* _What is required_:
Transcribe the records that follow in their entirety, omitting any pictures.

* _Material provided_:
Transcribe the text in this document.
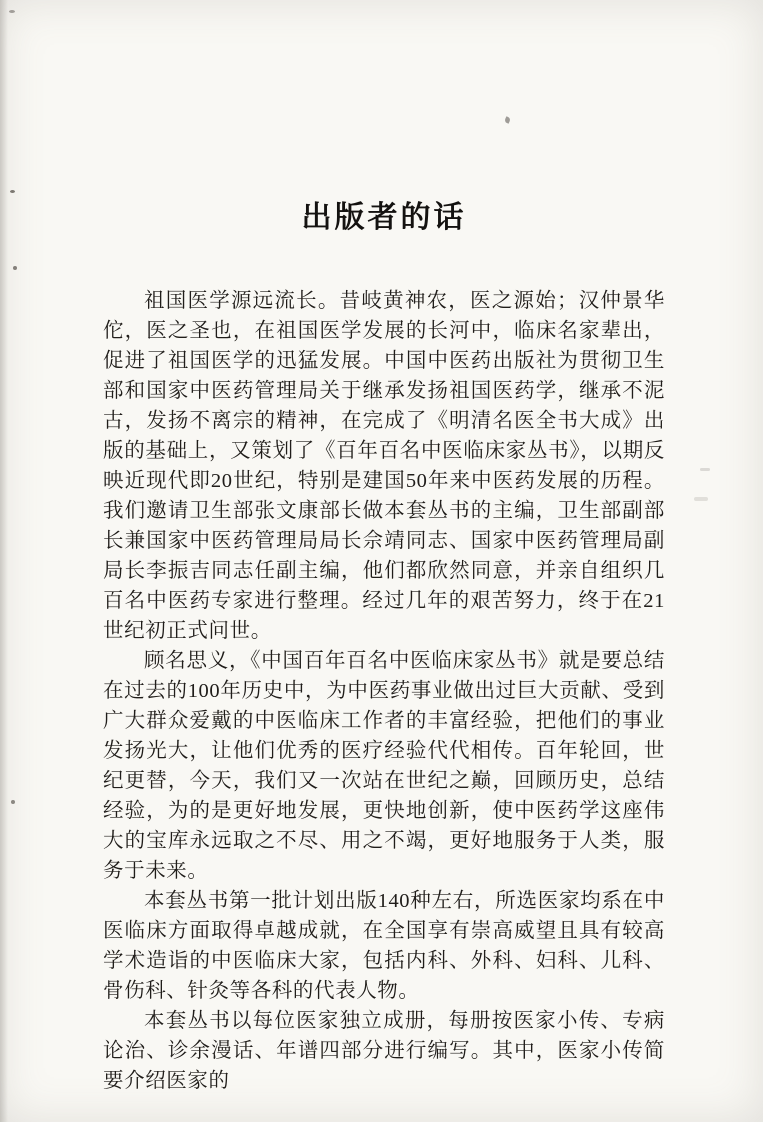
出版者的话

祖国医学源远流长。昔岐黄神农，医之源始；汉仲景华佗，医之圣也，在祖国医学发展的长河中，临床名家辈出，促进了祖国医学的迅猛发展。中国中医药出版社为贯彻卫生部和国家中医药管理局关于继承发扬祖国医药学，继承不泥古，发扬不离宗的精神，在完成了《明清名医全书大成》出版的基础上，又策划了《百年百名中医临床家丛书》，以期反映近现代即20世纪，特别是建国50年来中医药发展的历程。我们邀请卫生部张文康部长做本套丛书的主编，卫生部副部长兼国家中医药管理局局长佘靖同志、国家中医药管理局副局长李振吉同志任副主编，他们都欣然同意，并亲自组织几百名中医药专家进行整理。经过几年的艰苦努力，终于在21世纪初正式问世。

顾名思义，《中国百年百名中医临床家丛书》就是要总结在过去的100年历史中，为中医药事业做出过巨大贡献、受到广大群众爱戴的中医临床工作者的丰富经验，把他们的事业发扬光大，让他们优秀的医疗经验代代相传。百年轮回，世纪更替，今天，我们又一次站在世纪之巅，回顾历史，总结经验，为的是更好地发展，更快地创新，使中医药学这座伟大的宝库永远取之不尽、用之不竭，更好地服务于人类，服务于未来。

本套丛书第一批计划出版140种左右，所选医家均系在中医临床方面取得卓越成就，在全国享有崇高威望且具有较高学术造诣的中医临床大家，包括内科、外科、妇科、儿科、骨伤科、针灸等各科的代表人物。

本套丛书以每位医家独立成册，每册按医家小传、专病论治、诊余漫话、年谱四部分进行编写。其中，医家小传简要介绍医家的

* _Result_:
Transcribe the text in this document.
出版者的话

祖国医学源远流长。昔岐黄神农，医之源始；汉仲景华佗，医之圣也，在祖国医学发展的长河中，临床名家辈出，促进了祖国医学的迅猛发展。中国中医药出版社为贯彻卫生部和国家中医药管理局关于继承发扬祖国医药学，继承不泥古，发扬不离宗的精神，在完成了《明清名医全书大成》出版的基础上，又策划了《百年百名中医临床家丛书》，以期反映近现代即20世纪，特别是建国50年来中医药发展的历程。我们邀请卫生部张文康部长做本套丛书的主编，卫生部副部长兼国家中医药管理局局长佘靖同志、国家中医药管理局副局长李振吉同志任副主编，他们都欣然同意，并亲自组织几百名中医药专家进行整理。经过几年的艰苦努力，终于在21世纪初正式问世。

顾名思义，《中国百年百名中医临床家丛书》就是要总结在过去的100年历史中，为中医药事业做出过巨大贡献、受到广大群众爱戴的中医临床工作者的丰富经验，把他们的事业发扬光大，让他们优秀的医疗经验代代相传。百年轮回，世纪更替，今天，我们又一次站在世纪之巅，回顾历史，总结经验，为的是更好地发展，更快地创新，使中医药学这座伟大的宝库永远取之不尽、用之不竭，更好地服务于人类，服务于未来。

本套丛书第一批计划出版140种左右，所选医家均系在中医临床方面取得卓越成就，在全国享有崇高威望且具有较高学术造诣的中医临床大家，包括内科、外科、妇科、儿科、骨伤科、针灸等各科的代表人物。

本套丛书以每位医家独立成册，每册按医家小传、专病论治、诊余漫话、年谱四部分进行编写。其中，医家小传简要介绍医家的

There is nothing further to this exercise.